Exercise details:
Below is a set of records. Repeat all of them exactly.

--- --- ---

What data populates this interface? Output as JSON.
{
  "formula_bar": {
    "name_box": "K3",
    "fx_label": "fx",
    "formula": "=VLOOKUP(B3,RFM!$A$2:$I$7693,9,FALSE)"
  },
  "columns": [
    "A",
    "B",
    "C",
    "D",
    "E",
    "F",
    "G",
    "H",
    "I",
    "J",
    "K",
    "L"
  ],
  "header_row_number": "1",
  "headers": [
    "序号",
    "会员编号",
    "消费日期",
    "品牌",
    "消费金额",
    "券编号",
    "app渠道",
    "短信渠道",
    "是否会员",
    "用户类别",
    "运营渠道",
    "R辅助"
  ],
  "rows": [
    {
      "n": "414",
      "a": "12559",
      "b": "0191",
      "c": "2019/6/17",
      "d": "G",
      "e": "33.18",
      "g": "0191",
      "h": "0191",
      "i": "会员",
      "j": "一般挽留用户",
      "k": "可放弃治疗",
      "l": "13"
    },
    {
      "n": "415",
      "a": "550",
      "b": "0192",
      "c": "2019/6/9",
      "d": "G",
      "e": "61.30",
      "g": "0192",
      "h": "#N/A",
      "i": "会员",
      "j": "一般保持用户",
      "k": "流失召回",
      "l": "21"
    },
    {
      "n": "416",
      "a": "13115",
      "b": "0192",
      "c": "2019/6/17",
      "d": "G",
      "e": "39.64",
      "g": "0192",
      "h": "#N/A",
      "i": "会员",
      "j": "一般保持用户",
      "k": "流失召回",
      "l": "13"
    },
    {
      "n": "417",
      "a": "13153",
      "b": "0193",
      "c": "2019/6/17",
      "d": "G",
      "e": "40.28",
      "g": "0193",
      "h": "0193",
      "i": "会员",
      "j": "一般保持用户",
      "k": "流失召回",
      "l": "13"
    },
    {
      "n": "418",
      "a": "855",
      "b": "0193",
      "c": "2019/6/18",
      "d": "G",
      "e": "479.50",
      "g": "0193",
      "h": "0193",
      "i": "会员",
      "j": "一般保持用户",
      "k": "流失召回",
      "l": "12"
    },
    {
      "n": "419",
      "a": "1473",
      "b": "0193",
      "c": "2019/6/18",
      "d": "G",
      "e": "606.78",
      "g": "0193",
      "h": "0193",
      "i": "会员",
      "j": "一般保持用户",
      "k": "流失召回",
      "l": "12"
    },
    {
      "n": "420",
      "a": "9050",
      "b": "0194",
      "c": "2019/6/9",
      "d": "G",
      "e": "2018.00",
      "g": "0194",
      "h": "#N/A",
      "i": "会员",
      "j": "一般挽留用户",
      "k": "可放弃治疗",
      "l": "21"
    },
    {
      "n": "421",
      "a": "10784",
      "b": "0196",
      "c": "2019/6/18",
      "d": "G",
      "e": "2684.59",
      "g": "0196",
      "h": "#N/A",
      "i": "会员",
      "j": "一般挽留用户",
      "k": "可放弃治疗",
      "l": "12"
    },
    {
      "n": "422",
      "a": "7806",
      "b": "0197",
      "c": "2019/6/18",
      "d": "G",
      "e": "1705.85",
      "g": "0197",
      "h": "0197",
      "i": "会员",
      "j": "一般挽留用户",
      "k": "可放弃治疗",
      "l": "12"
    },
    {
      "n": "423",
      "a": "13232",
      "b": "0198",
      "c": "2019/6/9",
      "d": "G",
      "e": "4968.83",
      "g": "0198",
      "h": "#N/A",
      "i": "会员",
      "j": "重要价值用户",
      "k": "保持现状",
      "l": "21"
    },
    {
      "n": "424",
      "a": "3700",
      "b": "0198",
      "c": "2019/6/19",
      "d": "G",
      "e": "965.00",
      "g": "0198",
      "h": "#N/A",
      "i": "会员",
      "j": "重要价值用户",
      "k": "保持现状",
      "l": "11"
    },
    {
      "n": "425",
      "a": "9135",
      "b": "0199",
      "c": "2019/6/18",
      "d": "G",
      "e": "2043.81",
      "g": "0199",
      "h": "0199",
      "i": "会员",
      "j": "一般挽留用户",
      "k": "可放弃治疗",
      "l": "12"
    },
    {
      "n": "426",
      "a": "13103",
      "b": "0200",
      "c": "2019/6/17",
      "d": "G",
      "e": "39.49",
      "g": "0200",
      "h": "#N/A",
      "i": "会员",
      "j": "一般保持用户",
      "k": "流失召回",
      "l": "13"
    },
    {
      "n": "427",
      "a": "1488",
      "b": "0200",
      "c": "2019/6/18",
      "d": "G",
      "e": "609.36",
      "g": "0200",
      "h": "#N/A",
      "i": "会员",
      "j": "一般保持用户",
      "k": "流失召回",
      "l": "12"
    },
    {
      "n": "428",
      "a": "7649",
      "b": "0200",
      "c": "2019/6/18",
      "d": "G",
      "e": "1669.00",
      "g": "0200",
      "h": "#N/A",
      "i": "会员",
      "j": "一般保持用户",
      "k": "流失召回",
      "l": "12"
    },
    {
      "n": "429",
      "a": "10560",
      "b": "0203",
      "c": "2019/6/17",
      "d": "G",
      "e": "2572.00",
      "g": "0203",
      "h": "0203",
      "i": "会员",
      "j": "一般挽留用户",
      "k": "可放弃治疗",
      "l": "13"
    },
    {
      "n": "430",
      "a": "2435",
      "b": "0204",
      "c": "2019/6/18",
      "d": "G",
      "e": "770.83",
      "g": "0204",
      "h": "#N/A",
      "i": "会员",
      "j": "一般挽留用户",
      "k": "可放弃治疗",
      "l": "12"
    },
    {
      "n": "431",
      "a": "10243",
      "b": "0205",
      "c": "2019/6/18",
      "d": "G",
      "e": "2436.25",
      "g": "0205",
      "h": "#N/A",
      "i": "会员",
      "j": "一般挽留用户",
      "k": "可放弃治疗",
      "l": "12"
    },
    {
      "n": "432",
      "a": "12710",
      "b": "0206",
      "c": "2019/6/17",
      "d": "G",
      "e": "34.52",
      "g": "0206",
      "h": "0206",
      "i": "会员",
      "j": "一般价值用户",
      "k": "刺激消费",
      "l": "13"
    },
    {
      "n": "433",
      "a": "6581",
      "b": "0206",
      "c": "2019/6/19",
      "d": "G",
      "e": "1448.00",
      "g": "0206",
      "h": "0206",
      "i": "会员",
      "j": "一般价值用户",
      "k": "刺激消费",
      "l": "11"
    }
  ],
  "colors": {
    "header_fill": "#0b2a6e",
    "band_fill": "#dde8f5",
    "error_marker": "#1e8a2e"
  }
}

--- --- ---

The result:
What data populates this interface? Output as JSON.
{
  "formula_bar": {
    "name_box": "K3",
    "fx_label": "fx",
    "formula": "=VLOOKUP(B3,RFM!$A$2:$I$7693,9,FALSE)"
  },
  "columns": [
    "A",
    "B",
    "C",
    "D",
    "E",
    "F",
    "G",
    "H",
    "I",
    "J",
    "K",
    "L"
  ],
  "header_row_number": "1",
  "headers": [
    "序号",
    "会员编号",
    "消费日期",
    "品牌",
    "消费金额",
    "券编号",
    "app渠道",
    "短信渠道",
    "是否会员",
    "用户类别",
    "运营渠道",
    "R辅助"
  ],
  "rows": [
    {
      "n": "414",
      "a": "12559",
      "b": "0191",
      "c": "2019/6/17",
      "d": "G",
      "e": "33.18",
      "g": "0191",
      "h": "0191",
      "i": "会员",
      "j": "一般挽留用户",
      "k": "可放弃治疗",
      "l": "13"
    },
    {
      "n": "415",
      "a": "550",
      "b": "0192",
      "c": "2019/6/9",
      "d": "G",
      "e": "61.30",
      "g": "0192",
      "h": "#N/A",
      "i": "会员",
      "j": "一般保持用户",
      "k": "流失召回",
      "l": "21"
    },
    {
      "n": "416",
      "a": "13115",
      "b": "0192",
      "c": "2019/6/17",
      "d": "G",
      "e": "39.64",
      "g": "0192",
      "h": "#N/A",
      "i": "会员",
      "j": "一般保持用户",
      "k": "流失召回",
      "l": "13"
    },
    {
      "n": "417",
      "a": "13153",
      "b": "0193",
      "c": "2019/6/17",
      "d": "G",
      "e": "40.28",
      "g": "0193",
      "h": "0193",
      "i": "会员",
      "j": "一般保持用户",
      "k": "流失召回",
      "l": "13"
    },
    {
      "n": "418",
      "a": "855",
      "b": "0193",
      "c": "2019/6/18",
      "d": "G",
      "e": "479.50",
      "g": "0193",
      "h": "0193",
      "i": "会员",
      "j": "一般保持用户",
      "k": "流失召回",
      "l": "12"
    },
    {
      "n": "419",
      "a": "1473",
      "b": "0193",
      "c": "2019/6/18",
      "d": "G",
      "e": "606.78",
      "g": "0193",
      "h": "0193",
      "i": "会员",
      "j": "一般保持用户",
      "k": "流失召回",
      "l": "12"
    },
    {
      "n": "420",
      "a": "9050",
      "b": "0194",
      "c": "2019/6/9",
      "d": "G",
      "e": "2018.00",
      "g": "0194",
      "h": "#N/A",
      "i": "会员",
      "j": "一般挽留用户",
      "k": "可放弃治疗",
      "l": "21"
    },
    {
      "n": "421",
      "a": "10784",
      "b": "0196",
      "c": "2019/6/18",
      "d": "G",
      "e": "2684.59",
      "g": "0196",
      "h": "#N/A",
      "i": "会员",
      "j": "一般挽留用户",
      "k": "可放弃治疗",
      "l": "12"
    },
    {
      "n": "422",
      "a": "7806",
      "b": "0197",
      "c": "2019/6/18",
      "d": "G",
      "e": "1705.85",
      "g": "0197",
      "h": "0197",
      "i": "会员",
      "j": "一般挽留用户",
      "k": "可放弃治疗",
      "l": "12"
    },
    {
      "n": "423",
      "a": "13232",
      "b": "0198",
      "c": "2019/6/9",
      "d": "G",
      "e": "4968.83",
      "g": "0198",
      "h": "#N/A",
      "i": "会员",
      "j": "重要价值用户",
      "k": "保持现状",
      "l": "21"
    },
    {
      "n": "424",
      "a": "3700",
      "b": "0198",
      "c": "2019/6/19",
      "d": "G",
      "e": "965.00",
      "g": "0198",
      "h": "#N/A",
      "i": "会员",
      "j": "重要价值用户",
      "k": "保持现状",
      "l": "11"
    },
    {
      "n": "425",
      "a": "9135",
      "b": "0199",
      "c": "2019/6/18",
      "d": "G",
      "e": "2043.81",
      "g": "0199",
      "h": "0199",
      "i": "会员",
      "j": "一般挽留用户",
      "k": "可放弃治疗",
      "l": "12"
    },
    {
      "n": "426",
      "a": "13103",
      "b": "0200",
      "c": "2019/6/17",
      "d": "G",
      "e": "39.49",
      "g": "0200",
      "h": "#N/A",
      "i": "会员",
      "j": "一般保持用户",
      "k": "流失召回",
      "l": "13"
    },
    {
      "n": "427",
      "a": "1488",
      "b": "0200",
      "c": "2019/6/18",
      "d": "G",
      "e": "609.36",
      "g": "0200",
      "h": "#N/A",
      "i": "会员",
      "j": "一般保持用户",
      "k": "流失召回",
      "l": "12"
    },
    {
      "n": "428",
      "a": "7649",
      "b": "0200",
      "c": "2019/6/18",
      "d": "G",
      "e": "1669.00",
      "g": "0200",
      "h": "#N/A",
      "i": "会员",
      "j": "一般保持用户",
      "k": "流失召回",
      "l": "12"
    },
    {
      "n": "429",
      "a": "10560",
      "b": "0203",
      "c": "2019/6/17",
      "d": "G",
      "e": "2572.00",
      "g": "0203",
      "h": "0203",
      "i": "会员",
      "j": "一般挽留用户",
      "k": "可放弃治疗",
      "l": "13"
    },
    {
      "n": "430",
      "a": "2435",
      "b": "0204",
      "c": "2019/6/18",
      "d": "G",
      "e": "770.83",
      "g": "0204",
      "h": "#N/A",
      "i": "会员",
      "j": "一般挽留用户",
      "k": "可放弃治疗",
      "l": "12"
    },
    {
      "n": "431",
      "a": "10243",
      "b": "0205",
      "c": "2019/6/18",
      "d": "G",
      "e": "2436.25",
      "g": "0205",
      "h": "#N/A",
      "i": "会员",
      "j": "一般挽留用户",
      "k": "可放弃治疗",
      "l": "12"
    },
    {
      "n": "432",
      "a": "12710",
      "b": "0206",
      "c": "2019/6/17",
      "d": "G",
      "e": "34.52",
      "g": "0206",
      "h": "0206",
      "i": "会员",
      "j": "一般价值用户",
      "k": "刺激消费",
      "l": "13"
    },
    {
      "n": "433",
      "a": "6581",
      "b": "0206",
      "c": "2019/6/19",
      "d": "G",
      "e": "1448.00",
      "g": "0206",
      "h": "0206",
      "i": "会员",
      "j": "一般价值用户",
      "k": "刺激消费",
      "l": "11"
    }
  ],
  "colors": {
    "header_fill": "#0b2a6e",
    "band_fill": "#dde8f5",
    "error_marker": "#1e8a2e"
  }
}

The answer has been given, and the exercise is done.